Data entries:
--- begin ---
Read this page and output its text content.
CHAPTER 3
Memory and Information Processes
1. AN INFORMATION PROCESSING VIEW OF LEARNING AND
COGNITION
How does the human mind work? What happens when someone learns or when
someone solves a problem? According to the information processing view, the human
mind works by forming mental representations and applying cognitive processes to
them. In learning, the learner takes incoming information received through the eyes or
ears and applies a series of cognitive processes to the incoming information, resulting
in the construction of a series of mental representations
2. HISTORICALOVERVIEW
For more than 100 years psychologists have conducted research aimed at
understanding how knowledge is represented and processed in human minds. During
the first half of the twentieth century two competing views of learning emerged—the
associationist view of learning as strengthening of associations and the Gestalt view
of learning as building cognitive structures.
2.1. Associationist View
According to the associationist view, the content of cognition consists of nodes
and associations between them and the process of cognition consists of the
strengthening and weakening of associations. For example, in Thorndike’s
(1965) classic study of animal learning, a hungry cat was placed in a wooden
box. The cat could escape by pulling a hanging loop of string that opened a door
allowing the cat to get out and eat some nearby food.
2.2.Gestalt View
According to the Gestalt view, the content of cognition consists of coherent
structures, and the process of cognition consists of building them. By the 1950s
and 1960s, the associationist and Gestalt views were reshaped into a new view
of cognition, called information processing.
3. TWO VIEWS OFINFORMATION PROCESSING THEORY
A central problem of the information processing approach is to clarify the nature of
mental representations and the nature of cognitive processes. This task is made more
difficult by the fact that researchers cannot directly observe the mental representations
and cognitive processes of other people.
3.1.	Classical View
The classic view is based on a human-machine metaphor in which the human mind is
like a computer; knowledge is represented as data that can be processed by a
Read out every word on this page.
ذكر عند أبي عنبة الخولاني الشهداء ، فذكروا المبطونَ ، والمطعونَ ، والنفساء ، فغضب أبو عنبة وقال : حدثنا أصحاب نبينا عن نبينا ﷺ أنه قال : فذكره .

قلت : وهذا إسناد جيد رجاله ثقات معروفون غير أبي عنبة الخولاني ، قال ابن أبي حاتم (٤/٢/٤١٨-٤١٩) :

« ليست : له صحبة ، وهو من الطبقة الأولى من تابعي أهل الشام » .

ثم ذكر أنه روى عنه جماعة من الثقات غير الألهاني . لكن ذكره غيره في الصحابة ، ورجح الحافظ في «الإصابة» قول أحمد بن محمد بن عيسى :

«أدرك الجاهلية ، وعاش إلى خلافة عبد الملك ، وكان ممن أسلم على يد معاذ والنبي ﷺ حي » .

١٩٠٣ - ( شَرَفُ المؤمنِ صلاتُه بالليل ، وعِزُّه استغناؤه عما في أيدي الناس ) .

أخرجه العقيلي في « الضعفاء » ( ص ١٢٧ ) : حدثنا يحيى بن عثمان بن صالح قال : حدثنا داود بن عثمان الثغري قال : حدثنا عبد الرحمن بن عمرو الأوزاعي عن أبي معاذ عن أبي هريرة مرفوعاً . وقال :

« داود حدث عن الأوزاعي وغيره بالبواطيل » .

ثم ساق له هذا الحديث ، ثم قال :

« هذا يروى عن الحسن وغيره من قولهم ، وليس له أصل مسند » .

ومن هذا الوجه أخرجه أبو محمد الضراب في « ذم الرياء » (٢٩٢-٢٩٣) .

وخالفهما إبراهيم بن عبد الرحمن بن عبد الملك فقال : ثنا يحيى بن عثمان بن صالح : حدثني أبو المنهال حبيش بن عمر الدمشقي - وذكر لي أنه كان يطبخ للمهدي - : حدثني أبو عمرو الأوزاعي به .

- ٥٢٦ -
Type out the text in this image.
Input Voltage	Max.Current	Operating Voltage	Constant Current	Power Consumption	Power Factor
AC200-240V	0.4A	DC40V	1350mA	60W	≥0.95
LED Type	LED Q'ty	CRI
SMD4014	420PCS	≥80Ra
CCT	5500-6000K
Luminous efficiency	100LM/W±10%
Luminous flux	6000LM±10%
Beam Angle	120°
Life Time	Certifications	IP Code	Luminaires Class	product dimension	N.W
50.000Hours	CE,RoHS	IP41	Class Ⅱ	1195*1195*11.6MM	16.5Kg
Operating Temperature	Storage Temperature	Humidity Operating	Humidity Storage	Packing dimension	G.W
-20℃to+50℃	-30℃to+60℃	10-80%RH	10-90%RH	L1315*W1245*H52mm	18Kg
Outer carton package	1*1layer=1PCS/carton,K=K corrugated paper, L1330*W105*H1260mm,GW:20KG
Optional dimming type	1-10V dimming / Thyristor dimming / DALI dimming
--- end ---
Reproduce the data in full, exactly as presented.

- [EXPECTED OUTPUT]:
Read this page and output its text content.
CHAPTER 3
Memory and Information Processes
1. AN INFORMATION PROCESSING VIEW OF LEARNING AND
COGNITION
How does the human mind work? What happens when someone learns or when
someone solves a problem? According to the information processing view, the human
mind works by forming mental representations and applying cognitive processes to
them. In learning, the learner takes incoming information received through the eyes or
ears and applies a series of cognitive processes to the incoming information, resulting
in the construction of a series of mental representations
2. HISTORICALOVERVIEW
For more than 100 years psychologists have conducted research aimed at
understanding how knowledge is represented and processed in human minds. During
the first half of the twentieth century two competing views of learning emerged—the
associationist view of learning as strengthening of associations and the Gestalt view
of learning as building cognitive structures.
2.1. Associationist View
According to the associationist view, the content of cognition consists of nodes
and associations between them and the process of cognition consists of the
strengthening and weakening of associations. For example, in Thorndike’s
(1965) classic study of animal learning, a hungry cat was placed in a wooden
box. The cat could escape by pulling a hanging loop of string that opened a door
allowing the cat to get out and eat some nearby food.
2.2.Gestalt View
According to the Gestalt view, the content of cognition consists of coherent
structures, and the process of cognition consists of building them. By the 1950s
and 1960s, the associationist and Gestalt views were reshaped into a new view
of cognition, called information processing.
3. TWO VIEWS OFINFORMATION PROCESSING THEORY
A central problem of the information processing approach is to clarify the nature of
mental representations and the nature of cognitive processes. This task is made more
difficult by the fact that researchers cannot directly observe the mental representations
and cognitive processes of other people.
3.1.	Classical View
The classic view is based on a human-machine metaphor in which the human mind is
like a computer; knowledge is represented as data that can be processed by a
Read out every word on this page.
ذكر عند أبي عنبة الخولاني الشهداء ، فذكروا المبطونَ ، والمطعونَ ، والنفساء ، فغضب أبو عنبة وقال : حدثنا أصحاب نبينا عن نبينا ﷺ أنه قال : فذكره .

قلت : وهذا إسناد جيد رجاله ثقات معروفون غير أبي عنبة الخولاني ، قال ابن أبي حاتم (٤/٢/٤١٨-٤١٩) :

« ليست : له صحبة ، وهو من الطبقة الأولى من تابعي أهل الشام » .

ثم ذكر أنه روى عنه جماعة من الثقات غير الألهاني . لكن ذكره غيره في الصحابة ، ورجح الحافظ في «الإصابة» قول أحمد بن محمد بن عيسى :

«أدرك الجاهلية ، وعاش إلى خلافة عبد الملك ، وكان ممن أسلم على يد معاذ والنبي ﷺ حي » .

١٩٠٣ - ( شَرَفُ المؤمنِ صلاتُه بالليل ، وعِزُّه استغناؤه عما في أيدي الناس ) .

أخرجه العقيلي في « الضعفاء » ( ص ١٢٧ ) : حدثنا يحيى بن عثمان بن صالح قال : حدثنا داود بن عثمان الثغري قال : حدثنا عبد الرحمن بن عمرو الأوزاعي عن أبي معاذ عن أبي هريرة مرفوعاً . وقال :

« داود حدث عن الأوزاعي وغيره بالبواطيل » .

ثم ساق له هذا الحديث ، ثم قال :

« هذا يروى عن الحسن وغيره من قولهم ، وليس له أصل مسند » .

ومن هذا الوجه أخرجه أبو محمد الضراب في « ذم الرياء » (٢٩٢-٢٩٣) .

وخالفهما إبراهيم بن عبد الرحمن بن عبد الملك فقال : ثنا يحيى بن عثمان بن صالح : حدثني أبو المنهال حبيش بن عمر الدمشقي - وذكر لي أنه كان يطبخ للمهدي - : حدثني أبو عمرو الأوزاعي به .

- ٥٢٦ -
Type out the text in this image.
Input Voltage	Max.Current	Operating Voltage	Constant Current	Power Consumption	Power Factor
AC200-240V	0.4A	DC40V	1350mA	60W	≥0.95
LED Type	LED Q'ty	CRI
SMD4014	420PCS	≥80Ra
CCT	5500-6000K
Luminous efficiency	100LM/W±10%
Luminous flux	6000LM±10%
Beam Angle	120°
Life Time	Certifications	IP Code	Luminaires Class	product dimension	N.W
50.000Hours	CE,RoHS	IP41	Class Ⅱ	1195*1195*11.6MM	16.5Kg
Operating Temperature	Storage Temperature	Humidity Operating	Humidity Storage	Packing dimension	G.W
-20℃to+50℃	-30℃to+60℃	10-80%RH	10-90%RH	L1315*W1245*H52mm	18Kg
Outer carton package	1*1layer=1PCS/carton,K=K corrugated paper, L1330*W105*H1260mm,GW:20KG
Optional dimming type	1-10V dimming / Thyristor dimming / DALI dimming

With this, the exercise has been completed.